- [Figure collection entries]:
---

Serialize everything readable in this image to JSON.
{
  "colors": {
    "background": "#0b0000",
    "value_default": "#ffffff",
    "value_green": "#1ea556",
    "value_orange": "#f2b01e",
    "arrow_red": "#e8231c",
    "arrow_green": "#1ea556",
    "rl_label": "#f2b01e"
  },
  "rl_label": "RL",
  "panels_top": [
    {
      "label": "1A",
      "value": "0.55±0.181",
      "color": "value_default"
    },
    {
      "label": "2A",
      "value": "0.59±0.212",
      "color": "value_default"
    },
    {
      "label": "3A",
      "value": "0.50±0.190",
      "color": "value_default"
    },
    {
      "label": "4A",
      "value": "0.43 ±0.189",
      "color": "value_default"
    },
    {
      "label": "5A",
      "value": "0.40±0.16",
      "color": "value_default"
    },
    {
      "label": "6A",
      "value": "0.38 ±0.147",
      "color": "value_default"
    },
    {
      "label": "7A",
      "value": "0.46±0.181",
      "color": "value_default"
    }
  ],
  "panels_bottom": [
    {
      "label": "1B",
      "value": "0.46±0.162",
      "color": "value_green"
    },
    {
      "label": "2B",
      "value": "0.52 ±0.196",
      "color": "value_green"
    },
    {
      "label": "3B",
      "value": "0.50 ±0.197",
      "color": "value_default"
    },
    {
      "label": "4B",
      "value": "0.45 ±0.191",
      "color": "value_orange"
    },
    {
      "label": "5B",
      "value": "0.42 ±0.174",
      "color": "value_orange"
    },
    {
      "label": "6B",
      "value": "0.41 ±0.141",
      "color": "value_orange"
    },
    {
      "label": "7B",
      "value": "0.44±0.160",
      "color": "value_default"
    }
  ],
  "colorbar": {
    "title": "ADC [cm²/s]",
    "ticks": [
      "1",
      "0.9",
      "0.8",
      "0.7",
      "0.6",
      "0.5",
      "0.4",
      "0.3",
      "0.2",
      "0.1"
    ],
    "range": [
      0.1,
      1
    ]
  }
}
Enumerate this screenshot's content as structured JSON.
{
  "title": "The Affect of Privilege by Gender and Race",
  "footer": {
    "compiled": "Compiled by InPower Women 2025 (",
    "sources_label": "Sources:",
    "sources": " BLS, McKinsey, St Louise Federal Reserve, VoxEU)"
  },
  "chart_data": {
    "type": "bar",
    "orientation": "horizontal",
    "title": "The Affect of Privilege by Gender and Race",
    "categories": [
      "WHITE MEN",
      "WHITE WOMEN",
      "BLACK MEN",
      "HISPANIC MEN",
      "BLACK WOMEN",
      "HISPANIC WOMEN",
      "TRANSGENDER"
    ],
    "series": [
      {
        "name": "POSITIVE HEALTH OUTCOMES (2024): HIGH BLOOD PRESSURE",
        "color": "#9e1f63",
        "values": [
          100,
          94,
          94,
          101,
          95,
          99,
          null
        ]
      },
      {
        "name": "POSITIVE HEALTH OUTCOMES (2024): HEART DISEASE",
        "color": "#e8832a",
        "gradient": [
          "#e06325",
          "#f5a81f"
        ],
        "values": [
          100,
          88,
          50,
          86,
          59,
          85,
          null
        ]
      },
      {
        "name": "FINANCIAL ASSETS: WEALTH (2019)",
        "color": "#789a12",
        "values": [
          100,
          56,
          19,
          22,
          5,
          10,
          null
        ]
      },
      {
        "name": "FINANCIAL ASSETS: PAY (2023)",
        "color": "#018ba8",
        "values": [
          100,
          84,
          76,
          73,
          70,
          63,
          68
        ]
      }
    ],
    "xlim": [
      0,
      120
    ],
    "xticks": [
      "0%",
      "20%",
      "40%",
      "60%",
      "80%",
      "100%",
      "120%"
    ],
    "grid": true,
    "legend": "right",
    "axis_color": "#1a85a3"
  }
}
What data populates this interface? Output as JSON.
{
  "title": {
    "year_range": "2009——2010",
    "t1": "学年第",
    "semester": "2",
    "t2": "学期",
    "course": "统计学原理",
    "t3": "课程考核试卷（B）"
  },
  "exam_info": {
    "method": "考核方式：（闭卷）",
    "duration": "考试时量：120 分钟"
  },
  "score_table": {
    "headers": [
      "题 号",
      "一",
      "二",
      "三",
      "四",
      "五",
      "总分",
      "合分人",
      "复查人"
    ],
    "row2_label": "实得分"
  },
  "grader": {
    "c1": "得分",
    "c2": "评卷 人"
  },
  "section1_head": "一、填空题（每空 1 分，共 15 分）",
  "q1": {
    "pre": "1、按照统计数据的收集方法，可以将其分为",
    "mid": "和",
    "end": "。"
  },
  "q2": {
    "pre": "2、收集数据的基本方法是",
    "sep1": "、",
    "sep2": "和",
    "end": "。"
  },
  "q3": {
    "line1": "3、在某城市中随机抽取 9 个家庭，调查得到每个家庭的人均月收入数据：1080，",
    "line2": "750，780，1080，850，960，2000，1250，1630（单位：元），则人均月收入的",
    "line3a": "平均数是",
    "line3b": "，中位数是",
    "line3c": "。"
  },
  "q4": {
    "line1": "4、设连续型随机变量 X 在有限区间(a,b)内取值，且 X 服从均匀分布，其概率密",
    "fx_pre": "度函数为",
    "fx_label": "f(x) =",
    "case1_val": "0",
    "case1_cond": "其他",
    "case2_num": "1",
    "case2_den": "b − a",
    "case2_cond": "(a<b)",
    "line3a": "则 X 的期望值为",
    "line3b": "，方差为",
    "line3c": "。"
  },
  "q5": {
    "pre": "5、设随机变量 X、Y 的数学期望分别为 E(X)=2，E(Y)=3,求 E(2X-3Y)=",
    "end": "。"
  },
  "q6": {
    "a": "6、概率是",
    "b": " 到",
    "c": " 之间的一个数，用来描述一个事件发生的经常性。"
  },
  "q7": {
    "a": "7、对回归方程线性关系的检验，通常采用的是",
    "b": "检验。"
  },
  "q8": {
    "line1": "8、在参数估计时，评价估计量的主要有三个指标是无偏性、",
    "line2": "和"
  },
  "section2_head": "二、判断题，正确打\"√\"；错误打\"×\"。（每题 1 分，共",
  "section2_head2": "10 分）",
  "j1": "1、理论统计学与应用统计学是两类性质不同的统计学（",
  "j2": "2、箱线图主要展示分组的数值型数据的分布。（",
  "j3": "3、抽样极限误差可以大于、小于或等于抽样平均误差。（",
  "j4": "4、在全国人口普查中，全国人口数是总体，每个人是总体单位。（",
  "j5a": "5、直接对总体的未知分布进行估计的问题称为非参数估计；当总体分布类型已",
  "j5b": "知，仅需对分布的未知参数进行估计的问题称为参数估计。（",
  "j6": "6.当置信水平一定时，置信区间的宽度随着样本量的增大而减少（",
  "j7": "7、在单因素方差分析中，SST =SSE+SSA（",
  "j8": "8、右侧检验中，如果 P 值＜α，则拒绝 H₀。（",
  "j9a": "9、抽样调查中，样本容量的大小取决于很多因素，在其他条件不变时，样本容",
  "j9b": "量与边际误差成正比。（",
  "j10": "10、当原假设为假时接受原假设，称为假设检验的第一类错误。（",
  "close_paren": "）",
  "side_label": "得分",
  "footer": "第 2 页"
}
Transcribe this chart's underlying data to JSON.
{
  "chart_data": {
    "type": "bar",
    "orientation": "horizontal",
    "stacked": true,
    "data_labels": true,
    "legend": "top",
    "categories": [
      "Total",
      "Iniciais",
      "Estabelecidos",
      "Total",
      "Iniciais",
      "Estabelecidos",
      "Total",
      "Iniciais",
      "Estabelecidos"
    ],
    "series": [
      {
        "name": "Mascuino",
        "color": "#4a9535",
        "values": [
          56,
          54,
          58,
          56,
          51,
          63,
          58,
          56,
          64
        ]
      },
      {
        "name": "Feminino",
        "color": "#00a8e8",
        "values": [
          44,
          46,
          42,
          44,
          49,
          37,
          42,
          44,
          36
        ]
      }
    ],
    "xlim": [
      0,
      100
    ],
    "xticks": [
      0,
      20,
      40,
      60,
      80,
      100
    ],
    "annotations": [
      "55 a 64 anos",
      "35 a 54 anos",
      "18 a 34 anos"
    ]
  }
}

---

- [What to produce]: Find the word "title" in the entries, and copy every line it shows up in.

- [Finished task]:
    "title": "ADC [cm²/s]",
  "title": "The Affect of Privilege by Gender and Race",
    "title": "The Affect of Privilege by Gender and Race",
  "title": {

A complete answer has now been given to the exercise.